Lesetext:
Widerstand: Die unsichtbare Autobahn
600 gegen die A 20: Klein Gladebrügge wehrt sich gegen den Weiterbau der Ostseeautobahn. Die würde auf einer elf Meter hohen Trasse am Ort vorbei führen. Der Bürgermeister will vor Gericht ziehen.
In der sorgfältig gefegten Garage steht immer noch dieses Transparent. Rote Schrift auf weißem Bettlaken: "A 20 durch den Kreis Segeberg? Nein Danke!" Das Transparent hat Marianne Kiecksee auf ihren Gepäckträger geschnallt und gegen die geplante Autobahn 20 demonstriert, die auf einer 371 Meter langen und mehr als elf Meter hohen Trasse unmittelbar am Ortsrand von Klein Gladebrügge vorbeiführen soll - in Sichtweite vom Haus der Kiecksees.
Marianne Kiecksee ist 1966 mit ihrem Mann Erich in den 600-Seelen-Ort in Schleswig-Holstein gezogen, unweit von Bad Segeberg und dem Travetal. Seit 15 Jahren engagieren sich die beiden gegen die A 20. Genauer: gegen den zehn Kilometer langen und gut 153 Millionen teuren Bauabschnitt der so genannten Ostseeautobahn zwischen Wittenborn und Weede. "Diese geplante Hochbrücke bedroht das kleine Paradies, das wir uns hier geschaffen haben", sagt die 81-Jährige. "Alle, die hier wohnen, sind dagegen."
Kiecksee legt eine dicke gelbe Mappe auf den Couchtisch. Sie hat vieles von dem aufgehoben, was sich in Jahren des Widerstands angesammelt hat: Unterschriftenlisten, Protokolle von Anhörungen beim Landesbetrieb Straßenbau und Verkehr Schleswig-Holstein, Zeitungsausschnitte. Einer der bisher letzten Artikel in ihrer Sammlung dürfte ihr nicht sehr viel Mut machen: Die EU hat dem Weiterbau zugestimmt, mit dem die Lücke zwischen dem Osten und dem Westen des Landes geschlossen werden soll. In dieser Lücke liegt Klein Gladebrügge.
Der Widerstand hier ist fast so alt wie die Geschichte der Autobahn selbst. Die Straße gilt als das Verkehrsprojekt Nummer eins der Wiedervereinigung und ist der längste zusammenhängende Autobahnneubau seit 1945. 1992 wurde mit dem Bau der Autobahn begonnen, die 279 Kilometer durch Mecklenburg-Vorpommern, 26 Kilometer durch Brandenburg und 20 Kilometer durch Schleswig-Holstein führt. Seit die A 20 im Dezember 2009 bis Weede für den Verkehr freigegeben wurde, ist sie zwischen Bad Segeberg und der A 11 nahe der polnischen Grenze durchgängig befahrbar. Nun soll es südlich von Bad Segeberg weitergehen.
Im Kieler Verkehrsministerium geht man davon aus, dass im nächsten Jahr mit dem Bau der Travebrücke begonnen werden kann. Immerhin gehe es hier um das größte und wichtigste Verkehrsprojekt Schleswig-Holsteins. Ende 2010 wird der Planfeststellungsbeschluss für das weitere Teilstück von Weede bis Wittenborn erwartet.

Ihre Aufgaben:
(a) Nennen Sie alle Bundesländer, durch die die A 20 laut dem Artikel zur A 20 führt, jeweils mit der dort angegebenen Kilometerzahl.
(b) Führen Sie den Artikel zur A 20 im Anschluss an seinen letzten Satz weiter.
Die anschließenden Daten stehen in keinem Zusammenhang mit dem Artikel zur A 20.

Erfasste Daten:

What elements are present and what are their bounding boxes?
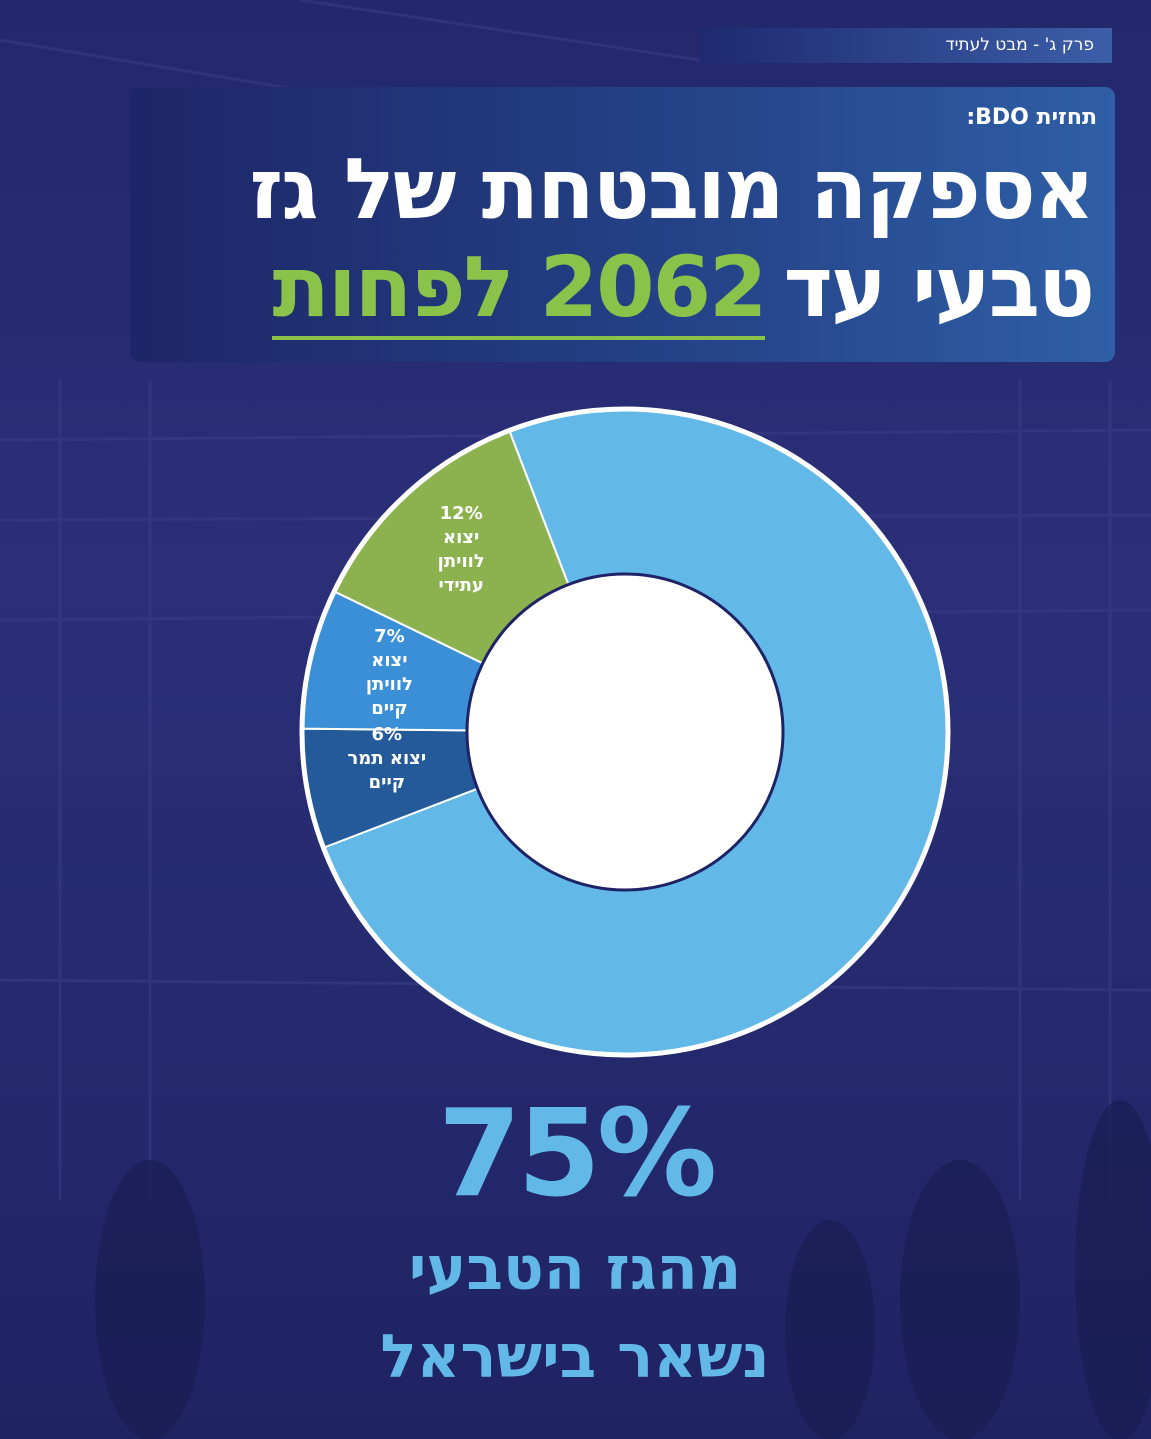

* * *

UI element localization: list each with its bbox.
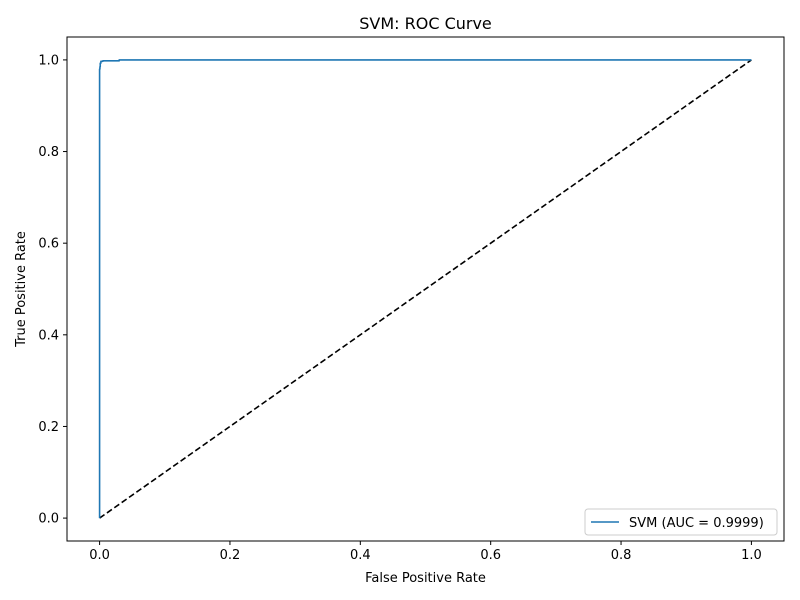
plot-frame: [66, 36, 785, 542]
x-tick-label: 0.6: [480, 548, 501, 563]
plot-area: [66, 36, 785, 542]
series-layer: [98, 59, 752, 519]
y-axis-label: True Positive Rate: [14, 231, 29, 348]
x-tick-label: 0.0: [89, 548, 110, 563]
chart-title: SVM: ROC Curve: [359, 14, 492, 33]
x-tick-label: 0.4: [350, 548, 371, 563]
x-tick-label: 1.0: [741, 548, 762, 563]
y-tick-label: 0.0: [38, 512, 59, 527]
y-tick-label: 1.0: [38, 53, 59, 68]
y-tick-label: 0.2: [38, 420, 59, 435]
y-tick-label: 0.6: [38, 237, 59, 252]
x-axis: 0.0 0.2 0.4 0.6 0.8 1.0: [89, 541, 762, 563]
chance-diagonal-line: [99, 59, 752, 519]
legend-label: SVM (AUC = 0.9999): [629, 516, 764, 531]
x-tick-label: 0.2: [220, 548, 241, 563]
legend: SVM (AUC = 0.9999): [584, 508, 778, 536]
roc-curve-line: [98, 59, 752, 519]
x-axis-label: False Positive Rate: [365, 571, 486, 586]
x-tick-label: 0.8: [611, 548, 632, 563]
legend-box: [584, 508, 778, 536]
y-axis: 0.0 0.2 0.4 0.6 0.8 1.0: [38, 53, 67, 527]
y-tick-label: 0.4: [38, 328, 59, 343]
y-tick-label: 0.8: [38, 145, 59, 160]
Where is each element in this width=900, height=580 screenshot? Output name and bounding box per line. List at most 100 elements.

Lösungen in Reihenfolge:
(a) Mecklenburg-Vorpommern (279 Kilometer), Brandenburg (26 Kilometer), Schleswig-Holstein (20 Kilometer)

(b)
Und genau auf diesen Planfeststellungsbeschluss wartet Klein Gladebrügges Bürgermeister Arne Hansen, der am anderen Ende des Dorfes und damit außer Sichtweise der geplanten Trasse in der ehemaligen Schule des Ortes wohnt. Liegt der Beschluss vor, kann beim Oberverwaltungsgericht in Berlin Klage gegen den Trassenverlauf der Autobahn eingereicht werden. Diese Klage bereitet Hansen vor. Er will erreichen, dass die Bundesstraße 206, die jetzt vierspurig mitten durch Segeberg führt, zur Stadtautobahn ausgebaut wird - eine Variante, die zuvor geprüft und verworfen wurde. Ein von Hansen eingeholtes externes Gutachten spricht nun aber für eine solche Stadtautobahn und dagegen, die Trasse mitten durch das geschützte Flora-Fauna-Habitat Travetal und damit durch das europaweit größte Winterquartier für Fledermäuse zu führen.
Die elf Meter hohe Brücke am Ortsrand von Klein Gladebrügge würde nicht gerade in eine Idylle einbrechen, fehlt es im Ort doch an allem, was ein heimeliges Dorf ausmacht. Es gibt keinen Ortskern, keine Schule, keine Kirche, keinen Bäcker, kein Geschäft. Nur die Landstraße 83 hält die Häuser zusammen, ein lärmendes Band quer durch den Ort. Und es gibt den Gieselteich. Kommt die Hochbrücke, könnte man von der kleinen Badebucht aus direkt auf die Brückenpfeiler schauen.
Geht Hansen sein Rad schiebend durch den Ort, bleibt er hier und dort auf einen Schwatz stehen und die Leute sagen Sätze wie "Der Arne, der kennt sich aus mit Verkehr. Den können Sie alles fragen." Trotz dieser Anerkennung wird Arne Hansen, der gebürtige Kölner, immer einer der Zugezogenen bleiben. Auch wenn er mit seiner Lebensgefährtin und den zwei gemeinsamen Kindern schon seit 1989 hier lebt. Auch wenn sie seine Wählergemeinschaft AWG vor acht Jahren in die Gemeindevertretung und ihn vor zweieinhalb Jahren zum Bürgermeister gewählt haben.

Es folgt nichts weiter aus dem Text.